• **Work to complete**
Give back the entire listing verbatim.

Stored items:
**********

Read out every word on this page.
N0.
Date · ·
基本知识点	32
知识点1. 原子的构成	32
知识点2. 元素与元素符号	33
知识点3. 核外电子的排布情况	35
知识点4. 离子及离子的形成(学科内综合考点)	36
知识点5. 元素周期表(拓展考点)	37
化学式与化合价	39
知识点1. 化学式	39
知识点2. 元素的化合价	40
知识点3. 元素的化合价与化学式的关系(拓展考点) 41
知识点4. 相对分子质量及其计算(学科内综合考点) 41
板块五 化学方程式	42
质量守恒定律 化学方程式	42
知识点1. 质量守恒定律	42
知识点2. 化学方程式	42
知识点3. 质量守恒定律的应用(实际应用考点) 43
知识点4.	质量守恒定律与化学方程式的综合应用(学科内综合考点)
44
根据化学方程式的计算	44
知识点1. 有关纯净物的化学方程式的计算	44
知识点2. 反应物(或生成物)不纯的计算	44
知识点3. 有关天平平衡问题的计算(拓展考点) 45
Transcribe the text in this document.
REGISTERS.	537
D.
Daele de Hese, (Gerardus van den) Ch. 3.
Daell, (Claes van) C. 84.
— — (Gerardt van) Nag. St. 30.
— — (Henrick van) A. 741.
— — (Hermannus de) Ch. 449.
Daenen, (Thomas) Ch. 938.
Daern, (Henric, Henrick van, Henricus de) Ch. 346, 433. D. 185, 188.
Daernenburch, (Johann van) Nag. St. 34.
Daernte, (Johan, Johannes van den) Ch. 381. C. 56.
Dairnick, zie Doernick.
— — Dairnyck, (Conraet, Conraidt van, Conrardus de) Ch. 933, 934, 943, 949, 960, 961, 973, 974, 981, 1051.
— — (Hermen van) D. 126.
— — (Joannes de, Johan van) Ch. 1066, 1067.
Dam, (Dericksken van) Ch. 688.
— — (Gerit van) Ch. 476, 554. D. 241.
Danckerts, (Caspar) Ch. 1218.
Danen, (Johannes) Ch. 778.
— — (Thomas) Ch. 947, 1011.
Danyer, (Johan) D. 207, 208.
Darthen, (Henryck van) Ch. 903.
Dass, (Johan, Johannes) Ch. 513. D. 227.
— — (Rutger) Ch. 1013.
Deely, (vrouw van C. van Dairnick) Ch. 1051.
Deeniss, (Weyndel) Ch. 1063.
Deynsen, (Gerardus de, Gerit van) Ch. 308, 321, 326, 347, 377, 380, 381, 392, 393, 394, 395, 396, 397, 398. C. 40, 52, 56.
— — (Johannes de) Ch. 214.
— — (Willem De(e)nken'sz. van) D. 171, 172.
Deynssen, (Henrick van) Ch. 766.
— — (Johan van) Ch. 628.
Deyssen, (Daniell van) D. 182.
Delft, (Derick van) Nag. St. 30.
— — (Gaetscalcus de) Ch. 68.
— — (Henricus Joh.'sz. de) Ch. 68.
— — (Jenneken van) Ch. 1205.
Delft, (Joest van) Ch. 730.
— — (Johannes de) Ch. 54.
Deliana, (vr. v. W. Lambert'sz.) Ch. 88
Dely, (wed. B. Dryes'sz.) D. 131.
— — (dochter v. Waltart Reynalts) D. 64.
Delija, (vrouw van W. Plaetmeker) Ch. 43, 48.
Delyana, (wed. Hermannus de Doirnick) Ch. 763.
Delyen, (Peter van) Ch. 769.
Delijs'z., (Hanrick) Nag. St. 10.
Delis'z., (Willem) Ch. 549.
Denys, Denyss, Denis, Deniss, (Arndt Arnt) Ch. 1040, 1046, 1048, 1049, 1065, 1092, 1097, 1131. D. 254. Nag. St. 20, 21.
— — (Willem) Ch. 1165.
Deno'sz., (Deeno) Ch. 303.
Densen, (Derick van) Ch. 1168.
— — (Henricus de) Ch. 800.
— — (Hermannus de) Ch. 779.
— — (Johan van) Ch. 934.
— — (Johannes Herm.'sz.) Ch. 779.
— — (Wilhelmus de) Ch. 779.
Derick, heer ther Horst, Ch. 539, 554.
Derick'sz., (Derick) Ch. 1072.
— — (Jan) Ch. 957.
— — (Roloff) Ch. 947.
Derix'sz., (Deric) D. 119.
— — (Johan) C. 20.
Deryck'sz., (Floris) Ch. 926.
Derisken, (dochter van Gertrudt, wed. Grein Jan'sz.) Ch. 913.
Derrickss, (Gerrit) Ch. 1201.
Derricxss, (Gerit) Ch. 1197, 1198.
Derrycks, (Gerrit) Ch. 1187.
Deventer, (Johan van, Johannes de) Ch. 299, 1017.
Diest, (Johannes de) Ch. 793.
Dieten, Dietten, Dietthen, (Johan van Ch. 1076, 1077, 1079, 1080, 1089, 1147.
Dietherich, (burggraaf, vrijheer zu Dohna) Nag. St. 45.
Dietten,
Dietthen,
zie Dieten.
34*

**********

• **Exercise output**
Read out every word on this page.
N0.
Date · ·
基本知识点	32
知识点1. 原子的构成	32
知识点2. 元素与元素符号	33
知识点3. 核外电子的排布情况	35
知识点4. 离子及离子的形成(学科内综合考点)	36
知识点5. 元素周期表(拓展考点)	37
化学式与化合价	39
知识点1. 化学式	39
知识点2. 元素的化合价	40
知识点3. 元素的化合价与化学式的关系(拓展考点) 41
知识点4. 相对分子质量及其计算(学科内综合考点) 41
板块五 化学方程式	42
质量守恒定律 化学方程式	42
知识点1. 质量守恒定律	42
知识点2. 化学方程式	42
知识点3. 质量守恒定律的应用(实际应用考点) 43
知识点4.	质量守恒定律与化学方程式的综合应用(学科内综合考点)
44
根据化学方程式的计算	44
知识点1. 有关纯净物的化学方程式的计算	44
知识点2. 反应物(或生成物)不纯的计算	44
知识点3. 有关天平平衡问题的计算(拓展考点) 45
Transcribe the text in this document.
REGISTERS.	537
D.
Daele de Hese, (Gerardus van den) Ch. 3.
Daell, (Claes van) C. 84.
— — (Gerardt van) Nag. St. 30.
— — (Henrick van) A. 741.
— — (Hermannus de) Ch. 449.
Daenen, (Thomas) Ch. 938.
Daern, (Henric, Henrick van, Henricus de) Ch. 346, 433. D. 185, 188.
Daernenburch, (Johann van) Nag. St. 34.
Daernte, (Johan, Johannes van den) Ch. 381. C. 56.
Dairnick, zie Doernick.
— — Dairnyck, (Conraet, Conraidt van, Conrardus de) Ch. 933, 934, 943, 949, 960, 961, 973, 974, 981, 1051.
— — (Hermen van) D. 126.
— — (Joannes de, Johan van) Ch. 1066, 1067.
Dam, (Dericksken van) Ch. 688.
— — (Gerit van) Ch. 476, 554. D. 241.
Danckerts, (Caspar) Ch. 1218.
Danen, (Johannes) Ch. 778.
— — (Thomas) Ch. 947, 1011.
Danyer, (Johan) D. 207, 208.
Darthen, (Henryck van) Ch. 903.
Dass, (Johan, Johannes) Ch. 513. D. 227.
— — (Rutger) Ch. 1013.
Deely, (vrouw van C. van Dairnick) Ch. 1051.
Deeniss, (Weyndel) Ch. 1063.
Deynsen, (Gerardus de, Gerit van) Ch. 308, 321, 326, 347, 377, 380, 381, 392, 393, 394, 395, 396, 397, 398. C. 40, 52, 56.
— — (Johannes de) Ch. 214.
— — (Willem De(e)nken'sz. van) D. 171, 172.
Deynssen, (Henrick van) Ch. 766.
— — (Johan van) Ch. 628.
Deyssen, (Daniell van) D. 182.
Delft, (Derick van) Nag. St. 30.
— — (Gaetscalcus de) Ch. 68.
— — (Henricus Joh.'sz. de) Ch. 68.
— — (Jenneken van) Ch. 1205.
Delft, (Joest van) Ch. 730.
— — (Johannes de) Ch. 54.
Deliana, (vr. v. W. Lambert'sz.) Ch. 88
Dely, (wed. B. Dryes'sz.) D. 131.
— — (dochter v. Waltart Reynalts) D. 64.
Delija, (vrouw van W. Plaetmeker) Ch. 43, 48.
Delyana, (wed. Hermannus de Doirnick) Ch. 763.
Delyen, (Peter van) Ch. 769.
Delijs'z., (Hanrick) Nag. St. 10.
Delis'z., (Willem) Ch. 549.
Denys, Denyss, Denis, Deniss, (Arndt Arnt) Ch. 1040, 1046, 1048, 1049, 1065, 1092, 1097, 1131. D. 254. Nag. St. 20, 21.
— — (Willem) Ch. 1165.
Deno'sz., (Deeno) Ch. 303.
Densen, (Derick van) Ch. 1168.
— — (Henricus de) Ch. 800.
— — (Hermannus de) Ch. 779.
— — (Johan van) Ch. 934.
— — (Johannes Herm.'sz.) Ch. 779.
— — (Wilhelmus de) Ch. 779.
Derick, heer ther Horst, Ch. 539, 554.
Derick'sz., (Derick) Ch. 1072.
— — (Jan) Ch. 957.
— — (Roloff) Ch. 947.
Derix'sz., (Deric) D. 119.
— — (Johan) C. 20.
Deryck'sz., (Floris) Ch. 926.
Derisken, (dochter van Gertrudt, wed. Grein Jan'sz.) Ch. 913.
Derrickss, (Gerrit) Ch. 1201.
Derricxss, (Gerit) Ch. 1197, 1198.
Derrycks, (Gerrit) Ch. 1187.
Deventer, (Johan van, Johannes de) Ch. 299, 1017.
Diest, (Johannes de) Ch. 793.
Dieten, Dietten, Dietthen, (Johan van Ch. 1076, 1077, 1079, 1080, 1089, 1147.
Dietherich, (burggraaf, vrijheer zu Dohna) Nag. St. 45.
Dietten,
Dietthen,
zie Dieten.
34*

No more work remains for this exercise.